Directions -> Take the entries below and reproduce them word for word.

(Data entries)

*-*-*

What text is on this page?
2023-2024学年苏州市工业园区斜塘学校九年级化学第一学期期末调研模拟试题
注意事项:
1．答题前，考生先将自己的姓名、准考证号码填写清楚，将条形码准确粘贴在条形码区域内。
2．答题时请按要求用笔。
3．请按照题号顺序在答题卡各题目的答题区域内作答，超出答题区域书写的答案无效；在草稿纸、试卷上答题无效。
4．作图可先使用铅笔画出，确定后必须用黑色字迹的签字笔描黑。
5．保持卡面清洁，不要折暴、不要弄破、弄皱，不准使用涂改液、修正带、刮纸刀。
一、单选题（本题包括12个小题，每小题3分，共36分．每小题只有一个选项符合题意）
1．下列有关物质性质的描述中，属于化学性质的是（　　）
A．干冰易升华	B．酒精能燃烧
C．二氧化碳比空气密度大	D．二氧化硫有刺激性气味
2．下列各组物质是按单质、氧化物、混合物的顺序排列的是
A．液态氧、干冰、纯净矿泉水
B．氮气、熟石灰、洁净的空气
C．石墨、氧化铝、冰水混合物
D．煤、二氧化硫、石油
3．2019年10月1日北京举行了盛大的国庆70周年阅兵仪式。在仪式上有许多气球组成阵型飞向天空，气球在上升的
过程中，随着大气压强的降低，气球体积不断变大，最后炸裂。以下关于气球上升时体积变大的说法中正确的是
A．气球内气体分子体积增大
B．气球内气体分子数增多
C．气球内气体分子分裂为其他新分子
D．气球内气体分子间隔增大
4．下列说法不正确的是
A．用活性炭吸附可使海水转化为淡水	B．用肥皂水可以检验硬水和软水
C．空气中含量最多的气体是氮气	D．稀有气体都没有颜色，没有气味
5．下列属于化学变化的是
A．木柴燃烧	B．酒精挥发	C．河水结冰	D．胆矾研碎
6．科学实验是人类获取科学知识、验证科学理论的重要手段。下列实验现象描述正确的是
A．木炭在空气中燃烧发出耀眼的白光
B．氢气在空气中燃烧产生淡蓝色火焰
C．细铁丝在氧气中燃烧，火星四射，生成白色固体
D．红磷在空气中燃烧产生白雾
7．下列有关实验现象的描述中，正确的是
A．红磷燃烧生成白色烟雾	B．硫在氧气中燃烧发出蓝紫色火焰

*-*-*

Correct output ->
What text is on this page?
2023-2024学年苏州市工业园区斜塘学校九年级化学第一学期期末调研模拟试题
注意事项:
1．答题前，考生先将自己的姓名、准考证号码填写清楚，将条形码准确粘贴在条形码区域内。
2．答题时请按要求用笔。
3．请按照题号顺序在答题卡各题目的答题区域内作答，超出答题区域书写的答案无效；在草稿纸、试卷上答题无效。
4．作图可先使用铅笔画出，确定后必须用黑色字迹的签字笔描黑。
5．保持卡面清洁，不要折暴、不要弄破、弄皱，不准使用涂改液、修正带、刮纸刀。
一、单选题（本题包括12个小题，每小题3分，共36分．每小题只有一个选项符合题意）
1．下列有关物质性质的描述中，属于化学性质的是（　　）
A．干冰易升华	B．酒精能燃烧
C．二氧化碳比空气密度大	D．二氧化硫有刺激性气味
2．下列各组物质是按单质、氧化物、混合物的顺序排列的是
A．液态氧、干冰、纯净矿泉水
B．氮气、熟石灰、洁净的空气
C．石墨、氧化铝、冰水混合物
D．煤、二氧化硫、石油
3．2019年10月1日北京举行了盛大的国庆70周年阅兵仪式。在仪式上有许多气球组成阵型飞向天空，气球在上升的
过程中，随着大气压强的降低，气球体积不断变大，最后炸裂。以下关于气球上升时体积变大的说法中正确的是
A．气球内气体分子体积增大
B．气球内气体分子数增多
C．气球内气体分子分裂为其他新分子
D．气球内气体分子间隔增大
4．下列说法不正确的是
A．用活性炭吸附可使海水转化为淡水	B．用肥皂水可以检验硬水和软水
C．空气中含量最多的气体是氮气	D．稀有气体都没有颜色，没有气味
5．下列属于化学变化的是
A．木柴燃烧	B．酒精挥发	C．河水结冰	D．胆矾研碎
6．科学实验是人类获取科学知识、验证科学理论的重要手段。下列实验现象描述正确的是
A．木炭在空气中燃烧发出耀眼的白光
B．氢气在空气中燃烧产生淡蓝色火焰
C．细铁丝在氧气中燃烧，火星四射，生成白色固体
D．红磷在空气中燃烧产生白雾
7．下列有关实验现象的描述中，正确的是
A．红磷燃烧生成白色烟雾	B．硫在氧气中燃烧发出蓝紫色火焰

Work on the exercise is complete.